MATERIAL:
──────────────────────────────
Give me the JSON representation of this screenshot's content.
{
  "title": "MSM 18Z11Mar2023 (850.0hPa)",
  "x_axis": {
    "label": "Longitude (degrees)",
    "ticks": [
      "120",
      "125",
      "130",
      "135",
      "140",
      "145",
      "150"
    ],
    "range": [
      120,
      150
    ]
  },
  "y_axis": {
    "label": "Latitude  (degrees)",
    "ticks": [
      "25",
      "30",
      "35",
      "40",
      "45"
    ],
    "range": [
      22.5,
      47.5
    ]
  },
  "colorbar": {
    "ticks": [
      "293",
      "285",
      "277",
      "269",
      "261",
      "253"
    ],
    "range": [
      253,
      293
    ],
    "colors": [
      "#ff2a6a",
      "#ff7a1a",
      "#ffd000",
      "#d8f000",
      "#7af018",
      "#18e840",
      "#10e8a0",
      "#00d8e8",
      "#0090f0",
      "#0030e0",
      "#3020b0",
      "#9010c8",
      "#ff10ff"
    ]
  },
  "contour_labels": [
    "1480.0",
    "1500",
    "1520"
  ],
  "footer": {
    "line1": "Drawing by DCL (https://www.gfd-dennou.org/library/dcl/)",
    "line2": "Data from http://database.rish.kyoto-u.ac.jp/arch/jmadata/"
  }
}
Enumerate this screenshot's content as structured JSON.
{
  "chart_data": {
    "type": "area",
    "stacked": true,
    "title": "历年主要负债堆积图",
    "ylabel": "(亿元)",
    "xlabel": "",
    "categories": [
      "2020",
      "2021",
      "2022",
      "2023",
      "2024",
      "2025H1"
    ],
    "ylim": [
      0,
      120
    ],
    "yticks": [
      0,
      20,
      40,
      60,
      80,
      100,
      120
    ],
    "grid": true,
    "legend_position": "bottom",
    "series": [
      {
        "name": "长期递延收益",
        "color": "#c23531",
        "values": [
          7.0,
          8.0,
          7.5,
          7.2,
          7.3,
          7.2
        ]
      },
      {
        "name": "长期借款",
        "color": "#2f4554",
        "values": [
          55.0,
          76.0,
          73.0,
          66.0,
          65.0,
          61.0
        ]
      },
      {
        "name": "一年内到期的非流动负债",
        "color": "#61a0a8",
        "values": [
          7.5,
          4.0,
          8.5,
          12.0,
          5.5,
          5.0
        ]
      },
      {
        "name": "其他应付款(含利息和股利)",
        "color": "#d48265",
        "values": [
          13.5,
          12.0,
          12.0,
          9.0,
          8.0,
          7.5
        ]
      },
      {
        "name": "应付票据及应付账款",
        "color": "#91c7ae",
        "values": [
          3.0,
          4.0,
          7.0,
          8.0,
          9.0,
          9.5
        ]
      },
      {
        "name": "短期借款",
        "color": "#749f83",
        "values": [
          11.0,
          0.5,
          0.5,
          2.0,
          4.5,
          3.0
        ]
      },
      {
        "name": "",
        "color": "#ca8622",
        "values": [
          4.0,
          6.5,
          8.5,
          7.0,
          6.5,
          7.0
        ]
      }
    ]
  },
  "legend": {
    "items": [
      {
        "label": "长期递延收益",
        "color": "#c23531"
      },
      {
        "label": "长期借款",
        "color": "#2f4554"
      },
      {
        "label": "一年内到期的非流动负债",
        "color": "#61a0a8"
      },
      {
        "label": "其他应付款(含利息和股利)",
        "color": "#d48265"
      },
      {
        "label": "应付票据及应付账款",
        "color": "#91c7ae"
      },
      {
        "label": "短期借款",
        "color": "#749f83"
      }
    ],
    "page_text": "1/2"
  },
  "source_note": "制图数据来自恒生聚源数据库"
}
──────────────────────────────
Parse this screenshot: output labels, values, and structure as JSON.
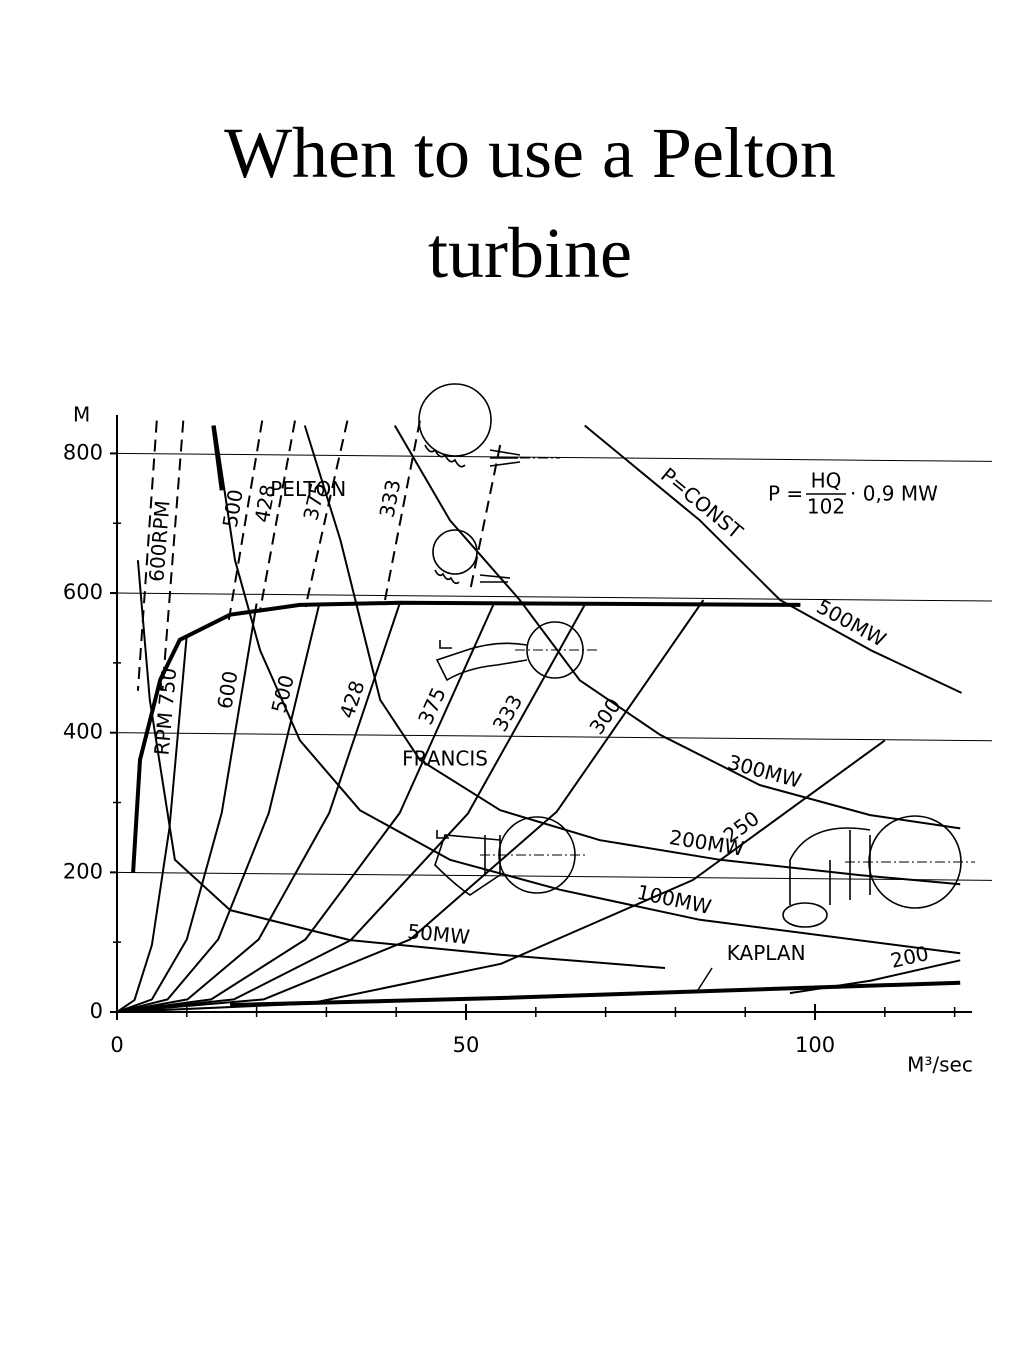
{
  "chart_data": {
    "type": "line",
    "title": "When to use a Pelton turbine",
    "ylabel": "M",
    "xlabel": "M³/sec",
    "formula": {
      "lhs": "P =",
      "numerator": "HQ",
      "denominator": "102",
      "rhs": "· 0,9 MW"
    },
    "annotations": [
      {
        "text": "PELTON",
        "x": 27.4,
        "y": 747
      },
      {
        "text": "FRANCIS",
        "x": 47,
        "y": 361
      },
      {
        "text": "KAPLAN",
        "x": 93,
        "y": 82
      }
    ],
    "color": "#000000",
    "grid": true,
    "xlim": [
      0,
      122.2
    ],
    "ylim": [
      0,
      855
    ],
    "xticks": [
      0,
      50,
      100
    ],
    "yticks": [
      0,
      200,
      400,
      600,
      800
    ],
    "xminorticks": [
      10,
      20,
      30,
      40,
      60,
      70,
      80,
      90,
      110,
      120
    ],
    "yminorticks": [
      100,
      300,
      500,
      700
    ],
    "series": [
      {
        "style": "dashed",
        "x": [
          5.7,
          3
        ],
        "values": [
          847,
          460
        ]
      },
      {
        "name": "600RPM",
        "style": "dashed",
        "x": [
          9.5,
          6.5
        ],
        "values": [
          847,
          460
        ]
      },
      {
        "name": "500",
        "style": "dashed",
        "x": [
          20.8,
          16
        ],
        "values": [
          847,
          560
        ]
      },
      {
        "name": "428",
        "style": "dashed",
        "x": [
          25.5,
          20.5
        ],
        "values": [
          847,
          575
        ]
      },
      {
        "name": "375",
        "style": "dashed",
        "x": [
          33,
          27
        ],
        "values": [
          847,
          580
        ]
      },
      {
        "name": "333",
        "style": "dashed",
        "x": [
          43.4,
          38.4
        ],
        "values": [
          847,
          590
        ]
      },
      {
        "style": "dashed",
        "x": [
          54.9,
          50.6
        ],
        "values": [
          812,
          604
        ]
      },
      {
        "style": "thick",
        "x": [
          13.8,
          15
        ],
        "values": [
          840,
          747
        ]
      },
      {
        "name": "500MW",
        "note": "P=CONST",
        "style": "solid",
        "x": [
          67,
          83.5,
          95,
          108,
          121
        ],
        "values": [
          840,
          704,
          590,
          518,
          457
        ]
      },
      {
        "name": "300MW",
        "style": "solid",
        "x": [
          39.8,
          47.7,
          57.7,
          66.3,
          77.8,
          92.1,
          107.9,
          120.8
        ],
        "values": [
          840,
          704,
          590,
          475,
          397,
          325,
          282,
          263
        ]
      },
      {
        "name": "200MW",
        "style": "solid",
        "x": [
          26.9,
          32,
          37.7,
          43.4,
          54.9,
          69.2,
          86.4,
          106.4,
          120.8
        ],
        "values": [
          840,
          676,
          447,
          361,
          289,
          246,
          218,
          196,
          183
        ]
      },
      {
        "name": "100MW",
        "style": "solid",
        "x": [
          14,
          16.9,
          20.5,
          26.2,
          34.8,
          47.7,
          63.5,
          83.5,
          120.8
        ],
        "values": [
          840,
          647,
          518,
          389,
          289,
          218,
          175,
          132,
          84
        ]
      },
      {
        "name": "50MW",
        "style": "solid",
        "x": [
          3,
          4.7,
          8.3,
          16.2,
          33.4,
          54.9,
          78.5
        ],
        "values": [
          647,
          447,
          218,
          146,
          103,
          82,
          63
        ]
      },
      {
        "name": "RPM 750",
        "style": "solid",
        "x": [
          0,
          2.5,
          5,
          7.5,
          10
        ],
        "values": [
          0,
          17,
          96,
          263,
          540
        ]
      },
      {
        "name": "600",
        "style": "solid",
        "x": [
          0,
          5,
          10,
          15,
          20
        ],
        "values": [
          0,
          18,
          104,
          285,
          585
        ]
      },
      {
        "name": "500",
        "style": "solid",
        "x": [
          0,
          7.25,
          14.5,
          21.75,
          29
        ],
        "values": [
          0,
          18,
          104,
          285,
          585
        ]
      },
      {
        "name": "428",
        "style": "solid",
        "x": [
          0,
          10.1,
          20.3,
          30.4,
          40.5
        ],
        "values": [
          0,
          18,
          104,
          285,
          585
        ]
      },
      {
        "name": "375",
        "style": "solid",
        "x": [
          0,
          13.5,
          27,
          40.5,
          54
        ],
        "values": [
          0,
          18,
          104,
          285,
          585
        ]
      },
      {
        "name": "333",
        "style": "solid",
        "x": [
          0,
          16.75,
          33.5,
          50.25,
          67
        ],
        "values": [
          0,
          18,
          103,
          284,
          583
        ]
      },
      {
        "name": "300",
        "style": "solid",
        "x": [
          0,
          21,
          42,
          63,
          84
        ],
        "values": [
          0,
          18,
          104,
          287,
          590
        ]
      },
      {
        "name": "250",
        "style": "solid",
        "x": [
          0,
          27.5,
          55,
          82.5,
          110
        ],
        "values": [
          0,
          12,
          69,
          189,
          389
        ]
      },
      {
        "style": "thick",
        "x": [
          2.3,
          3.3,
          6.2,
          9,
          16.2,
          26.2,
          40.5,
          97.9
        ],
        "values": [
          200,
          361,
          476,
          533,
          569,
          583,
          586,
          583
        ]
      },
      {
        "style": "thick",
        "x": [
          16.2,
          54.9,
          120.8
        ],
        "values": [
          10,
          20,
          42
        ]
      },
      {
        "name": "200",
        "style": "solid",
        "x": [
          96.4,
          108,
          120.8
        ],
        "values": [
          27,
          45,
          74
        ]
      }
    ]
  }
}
──────────────────────────────
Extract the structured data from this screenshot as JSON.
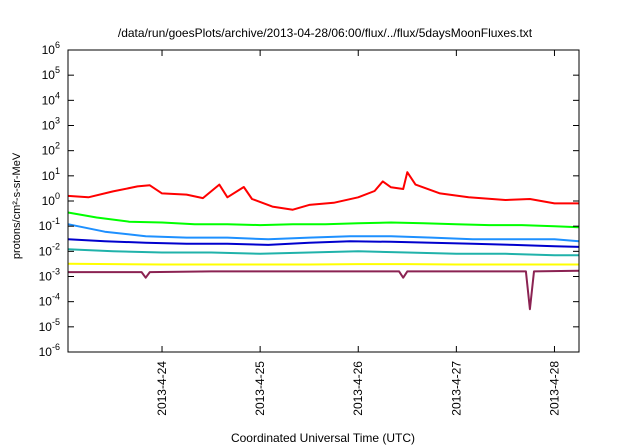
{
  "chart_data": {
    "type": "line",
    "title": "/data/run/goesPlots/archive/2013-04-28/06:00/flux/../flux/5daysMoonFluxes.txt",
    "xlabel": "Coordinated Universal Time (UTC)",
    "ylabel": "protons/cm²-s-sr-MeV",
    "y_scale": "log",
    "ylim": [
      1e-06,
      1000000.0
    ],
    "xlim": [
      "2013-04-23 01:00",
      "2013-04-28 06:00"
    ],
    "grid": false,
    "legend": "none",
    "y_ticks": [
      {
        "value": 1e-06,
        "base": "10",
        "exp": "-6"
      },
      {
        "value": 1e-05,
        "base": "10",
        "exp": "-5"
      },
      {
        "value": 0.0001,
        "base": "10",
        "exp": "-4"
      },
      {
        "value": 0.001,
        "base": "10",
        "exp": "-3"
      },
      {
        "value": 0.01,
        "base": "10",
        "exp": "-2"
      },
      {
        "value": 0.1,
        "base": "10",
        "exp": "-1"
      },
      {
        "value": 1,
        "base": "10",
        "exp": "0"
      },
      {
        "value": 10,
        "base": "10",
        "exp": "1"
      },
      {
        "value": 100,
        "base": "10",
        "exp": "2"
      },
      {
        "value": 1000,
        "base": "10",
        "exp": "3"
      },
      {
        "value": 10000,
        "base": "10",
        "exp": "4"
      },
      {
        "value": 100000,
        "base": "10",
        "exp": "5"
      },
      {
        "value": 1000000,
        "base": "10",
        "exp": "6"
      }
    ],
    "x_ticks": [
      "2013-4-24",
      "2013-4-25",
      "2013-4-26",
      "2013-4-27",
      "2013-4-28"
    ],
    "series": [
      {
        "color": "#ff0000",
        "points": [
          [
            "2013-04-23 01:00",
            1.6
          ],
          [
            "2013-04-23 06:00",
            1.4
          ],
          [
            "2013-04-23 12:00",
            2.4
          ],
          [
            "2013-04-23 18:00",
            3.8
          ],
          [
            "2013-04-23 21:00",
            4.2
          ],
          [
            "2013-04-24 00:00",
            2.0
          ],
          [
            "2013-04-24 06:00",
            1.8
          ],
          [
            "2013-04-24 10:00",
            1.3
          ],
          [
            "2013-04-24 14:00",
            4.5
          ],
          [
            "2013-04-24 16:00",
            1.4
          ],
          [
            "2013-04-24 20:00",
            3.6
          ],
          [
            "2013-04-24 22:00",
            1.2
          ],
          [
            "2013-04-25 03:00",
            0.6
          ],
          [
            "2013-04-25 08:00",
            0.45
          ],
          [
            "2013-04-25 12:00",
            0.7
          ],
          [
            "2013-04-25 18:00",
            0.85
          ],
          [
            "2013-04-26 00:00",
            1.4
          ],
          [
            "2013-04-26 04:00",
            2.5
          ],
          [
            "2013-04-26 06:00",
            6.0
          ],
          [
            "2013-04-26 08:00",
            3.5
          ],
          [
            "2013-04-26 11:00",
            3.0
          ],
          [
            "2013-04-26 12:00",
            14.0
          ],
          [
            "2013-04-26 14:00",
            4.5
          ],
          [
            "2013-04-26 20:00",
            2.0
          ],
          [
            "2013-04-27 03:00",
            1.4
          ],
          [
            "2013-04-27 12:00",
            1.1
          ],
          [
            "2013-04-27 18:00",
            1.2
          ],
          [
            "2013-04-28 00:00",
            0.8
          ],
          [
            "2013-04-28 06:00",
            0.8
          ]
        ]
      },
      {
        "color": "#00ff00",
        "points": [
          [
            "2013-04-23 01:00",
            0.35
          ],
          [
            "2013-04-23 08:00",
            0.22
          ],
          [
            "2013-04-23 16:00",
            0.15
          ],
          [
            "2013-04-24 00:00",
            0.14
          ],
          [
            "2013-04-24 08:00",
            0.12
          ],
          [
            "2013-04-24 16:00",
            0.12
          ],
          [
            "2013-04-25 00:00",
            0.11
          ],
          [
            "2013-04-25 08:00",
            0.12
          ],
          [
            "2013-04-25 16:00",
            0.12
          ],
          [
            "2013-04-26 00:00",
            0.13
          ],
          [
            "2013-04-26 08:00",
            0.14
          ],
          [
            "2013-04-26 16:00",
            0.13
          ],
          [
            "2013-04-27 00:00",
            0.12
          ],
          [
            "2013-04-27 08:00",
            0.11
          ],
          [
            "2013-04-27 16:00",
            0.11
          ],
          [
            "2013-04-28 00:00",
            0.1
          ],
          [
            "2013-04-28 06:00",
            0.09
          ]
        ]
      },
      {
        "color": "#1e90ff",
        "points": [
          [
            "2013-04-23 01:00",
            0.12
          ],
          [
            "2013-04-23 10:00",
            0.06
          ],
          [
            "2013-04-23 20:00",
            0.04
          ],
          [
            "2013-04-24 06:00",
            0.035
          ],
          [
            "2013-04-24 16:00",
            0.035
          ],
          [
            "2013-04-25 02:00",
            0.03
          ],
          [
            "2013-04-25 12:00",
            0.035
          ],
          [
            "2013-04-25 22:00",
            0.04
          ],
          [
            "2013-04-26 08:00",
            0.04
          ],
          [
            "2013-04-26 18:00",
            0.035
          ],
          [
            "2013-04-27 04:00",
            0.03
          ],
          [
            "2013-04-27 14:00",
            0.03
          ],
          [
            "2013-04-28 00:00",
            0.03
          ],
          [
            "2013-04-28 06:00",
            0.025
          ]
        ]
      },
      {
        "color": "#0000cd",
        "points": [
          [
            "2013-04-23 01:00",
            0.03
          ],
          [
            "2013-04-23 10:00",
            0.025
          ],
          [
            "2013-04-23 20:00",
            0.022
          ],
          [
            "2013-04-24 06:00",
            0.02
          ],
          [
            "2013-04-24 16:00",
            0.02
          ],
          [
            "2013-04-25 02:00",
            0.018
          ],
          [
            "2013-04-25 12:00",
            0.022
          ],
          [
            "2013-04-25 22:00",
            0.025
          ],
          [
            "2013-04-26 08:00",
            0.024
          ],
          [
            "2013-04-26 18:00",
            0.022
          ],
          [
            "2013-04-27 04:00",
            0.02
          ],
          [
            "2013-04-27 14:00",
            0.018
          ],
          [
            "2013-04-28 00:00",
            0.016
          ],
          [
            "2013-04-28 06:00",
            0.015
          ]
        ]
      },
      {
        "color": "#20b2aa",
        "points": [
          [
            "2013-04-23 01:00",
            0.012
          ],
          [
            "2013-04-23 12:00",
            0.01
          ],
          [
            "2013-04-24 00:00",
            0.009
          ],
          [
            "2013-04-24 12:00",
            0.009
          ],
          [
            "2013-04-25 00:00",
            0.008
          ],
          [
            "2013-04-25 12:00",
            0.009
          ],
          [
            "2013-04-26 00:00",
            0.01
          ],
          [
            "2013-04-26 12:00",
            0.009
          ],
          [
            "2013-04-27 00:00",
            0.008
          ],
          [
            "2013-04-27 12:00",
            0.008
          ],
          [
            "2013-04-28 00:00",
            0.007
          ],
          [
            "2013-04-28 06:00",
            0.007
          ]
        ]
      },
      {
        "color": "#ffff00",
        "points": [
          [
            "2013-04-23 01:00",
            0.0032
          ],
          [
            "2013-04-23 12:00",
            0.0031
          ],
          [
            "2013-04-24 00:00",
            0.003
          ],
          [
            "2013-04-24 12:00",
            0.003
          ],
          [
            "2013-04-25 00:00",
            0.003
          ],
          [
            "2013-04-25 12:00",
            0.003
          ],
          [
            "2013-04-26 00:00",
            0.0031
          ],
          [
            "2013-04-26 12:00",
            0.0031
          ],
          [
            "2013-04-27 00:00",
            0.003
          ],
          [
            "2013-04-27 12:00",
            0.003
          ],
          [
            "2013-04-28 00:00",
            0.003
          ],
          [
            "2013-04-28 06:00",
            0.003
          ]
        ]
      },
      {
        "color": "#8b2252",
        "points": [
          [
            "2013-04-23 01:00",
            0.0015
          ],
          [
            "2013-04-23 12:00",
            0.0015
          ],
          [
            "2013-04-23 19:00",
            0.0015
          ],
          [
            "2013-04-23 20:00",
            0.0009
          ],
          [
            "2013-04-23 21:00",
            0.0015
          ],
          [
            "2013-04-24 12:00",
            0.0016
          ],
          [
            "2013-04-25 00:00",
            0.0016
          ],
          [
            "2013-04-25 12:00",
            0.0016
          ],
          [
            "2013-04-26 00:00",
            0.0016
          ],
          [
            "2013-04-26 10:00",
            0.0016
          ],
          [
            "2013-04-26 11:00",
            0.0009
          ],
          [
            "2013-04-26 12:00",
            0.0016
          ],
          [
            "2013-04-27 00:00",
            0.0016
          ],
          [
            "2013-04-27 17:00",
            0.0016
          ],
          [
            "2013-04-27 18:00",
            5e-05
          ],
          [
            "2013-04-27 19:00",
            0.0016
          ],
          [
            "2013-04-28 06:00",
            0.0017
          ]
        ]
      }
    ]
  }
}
──────────────────────────────
Look for "screenshot" and pull out every line that has it.

Give me the JSON representation of this screenshot's content.
Enumerate this screenshot's content as structured JSON.
Parse this screenshot: output labels, values, and structure as JSON.
Extract the structured data from this screenshot as JSON.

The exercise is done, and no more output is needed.